Lines that include the word "Marek" are the ones to copy.

-- START --

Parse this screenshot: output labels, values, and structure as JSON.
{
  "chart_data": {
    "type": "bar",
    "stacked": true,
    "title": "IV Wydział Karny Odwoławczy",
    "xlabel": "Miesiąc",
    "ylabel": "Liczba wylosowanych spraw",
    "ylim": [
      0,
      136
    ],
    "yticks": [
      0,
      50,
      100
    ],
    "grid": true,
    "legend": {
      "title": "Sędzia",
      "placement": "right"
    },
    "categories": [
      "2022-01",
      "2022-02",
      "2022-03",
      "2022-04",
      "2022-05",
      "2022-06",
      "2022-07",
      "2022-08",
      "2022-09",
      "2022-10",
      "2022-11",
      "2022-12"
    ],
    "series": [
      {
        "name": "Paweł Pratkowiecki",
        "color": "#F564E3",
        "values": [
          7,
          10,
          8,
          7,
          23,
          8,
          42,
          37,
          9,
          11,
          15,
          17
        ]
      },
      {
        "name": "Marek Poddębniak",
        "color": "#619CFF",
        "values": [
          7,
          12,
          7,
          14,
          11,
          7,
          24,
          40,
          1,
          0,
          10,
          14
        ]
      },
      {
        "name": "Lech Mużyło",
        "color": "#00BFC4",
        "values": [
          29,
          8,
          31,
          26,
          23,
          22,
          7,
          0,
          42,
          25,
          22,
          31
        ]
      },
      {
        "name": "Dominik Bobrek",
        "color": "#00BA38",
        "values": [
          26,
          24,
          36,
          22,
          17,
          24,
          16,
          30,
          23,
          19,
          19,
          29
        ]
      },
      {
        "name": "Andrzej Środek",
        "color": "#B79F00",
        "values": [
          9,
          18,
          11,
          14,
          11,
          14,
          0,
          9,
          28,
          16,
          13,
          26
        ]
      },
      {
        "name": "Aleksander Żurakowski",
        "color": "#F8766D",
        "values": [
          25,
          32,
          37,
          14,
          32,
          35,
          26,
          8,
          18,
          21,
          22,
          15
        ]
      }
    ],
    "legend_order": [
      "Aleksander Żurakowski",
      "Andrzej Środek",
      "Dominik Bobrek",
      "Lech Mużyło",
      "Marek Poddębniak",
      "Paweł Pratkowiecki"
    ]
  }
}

-- END --

Output below:
        "name": "Marek Poddębniak",
      "Marek Poddębniak",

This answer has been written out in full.